## Task to carry out
Quote, verbatim, all material below, without pictures.

## Given records
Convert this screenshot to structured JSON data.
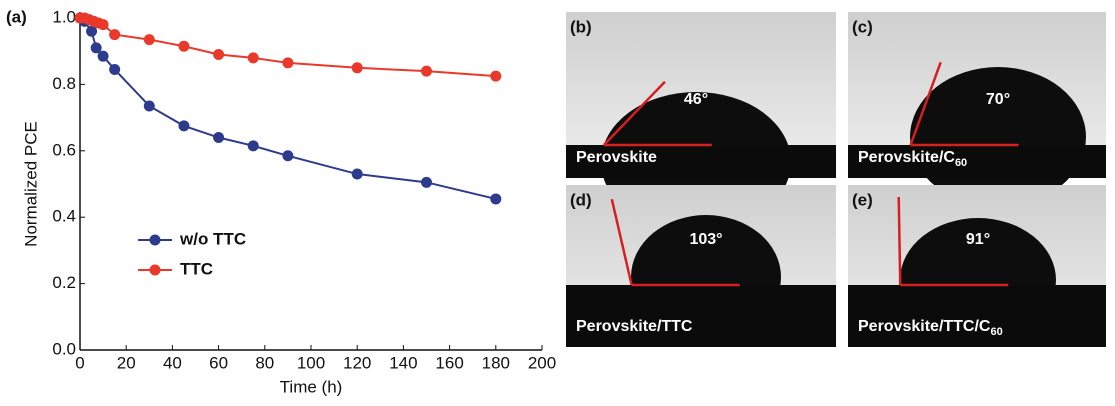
{
  "chart_data": {
    "type": "line",
    "panel_label": "(a)",
    "xlabel": "Time (h)",
    "ylabel": "Normalized PCE",
    "xlim": [
      0,
      200
    ],
    "xticks": [
      0,
      20,
      40,
      60,
      80,
      100,
      120,
      140,
      160,
      180,
      200
    ],
    "ylim": [
      0,
      1.0
    ],
    "yticks": [
      {
        "value": 0,
        "label": "0.0"
      },
      0.2,
      0.4,
      0.6,
      0.8,
      {
        "value": 1.0,
        "label": "1.0"
      }
    ],
    "legend": "center-left",
    "series": [
      {
        "name": "w/o TTC",
        "color": "#2e3b8c",
        "x": [
          0,
          2,
          5,
          7,
          10,
          15,
          30,
          45,
          60,
          75,
          90,
          120,
          150,
          180
        ],
        "values": [
          1.0,
          0.99,
          0.96,
          0.91,
          0.885,
          0.845,
          0.735,
          0.675,
          0.64,
          0.615,
          0.585,
          0.53,
          0.505,
          0.455
        ]
      },
      {
        "name": "TTC",
        "color": "#e8392b",
        "x": [
          0,
          2,
          4,
          6,
          8,
          10,
          15,
          30,
          45,
          60,
          75,
          90,
          120,
          150,
          180
        ],
        "values": [
          1.0,
          1.0,
          0.995,
          0.99,
          0.985,
          0.98,
          0.95,
          0.935,
          0.915,
          0.89,
          0.88,
          0.865,
          0.85,
          0.84,
          0.825
        ]
      }
    ]
  },
  "images": [
    {
      "label": "(b)",
      "angle": {
        "value": 46,
        "label": "46°"
      },
      "caption": "Perovskite"
    },
    {
      "label": "(c)",
      "angle": {
        "value": 70,
        "label": "70°"
      },
      "caption": "Perovskite/C",
      "caption_sub": "60"
    },
    {
      "label": "(d)",
      "angle": {
        "value": 103,
        "label": "103°"
      },
      "caption": "Perovskite/TTC"
    },
    {
      "label": "(e)",
      "angle": {
        "value": 91,
        "label": "91°"
      },
      "caption": "Perovskite/TTC/C",
      "caption_sub": "60"
    }
  ]
}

## Response to this task
Convert this screenshot to structured JSON data.
{
  "chart_data": {
    "type": "line",
    "panel_label": "(a)",
    "xlabel": "Time (h)",
    "ylabel": "Normalized PCE",
    "xlim": [
      0,
      200
    ],
    "xticks": [
      0,
      20,
      40,
      60,
      80,
      100,
      120,
      140,
      160,
      180,
      200
    ],
    "ylim": [
      0,
      1.0
    ],
    "yticks": [
      {
        "value": 0,
        "label": "0.0"
      },
      0.2,
      0.4,
      0.6,
      0.8,
      {
        "value": 1.0,
        "label": "1.0"
      }
    ],
    "legend": "center-left",
    "series": [
      {
        "name": "w/o TTC",
        "color": "#2e3b8c",
        "x": [
          0,
          2,
          5,
          7,
          10,
          15,
          30,
          45,
          60,
          75,
          90,
          120,
          150,
          180
        ],
        "values": [
          1.0,
          0.99,
          0.96,
          0.91,
          0.885,
          0.845,
          0.735,
          0.675,
          0.64,
          0.615,
          0.585,
          0.53,
          0.505,
          0.455
        ]
      },
      {
        "name": "TTC",
        "color": "#e8392b",
        "x": [
          0,
          2,
          4,
          6,
          8,
          10,
          15,
          30,
          45,
          60,
          75,
          90,
          120,
          150,
          180
        ],
        "values": [
          1.0,
          1.0,
          0.995,
          0.99,
          0.985,
          0.98,
          0.95,
          0.935,
          0.915,
          0.89,
          0.88,
          0.865,
          0.85,
          0.84,
          0.825
        ]
      }
    ]
  },
  "images": [
    {
      "label": "(b)",
      "angle": {
        "value": 46,
        "label": "46°"
      },
      "caption": "Perovskite"
    },
    {
      "label": "(c)",
      "angle": {
        "value": 70,
        "label": "70°"
      },
      "caption": "Perovskite/C",
      "caption_sub": "60"
    },
    {
      "label": "(d)",
      "angle": {
        "value": 103,
        "label": "103°"
      },
      "caption": "Perovskite/TTC"
    },
    {
      "label": "(e)",
      "angle": {
        "value": 91,
        "label": "91°"
      },
      "caption": "Perovskite/TTC/C",
      "caption_sub": "60"
    }
  ]
}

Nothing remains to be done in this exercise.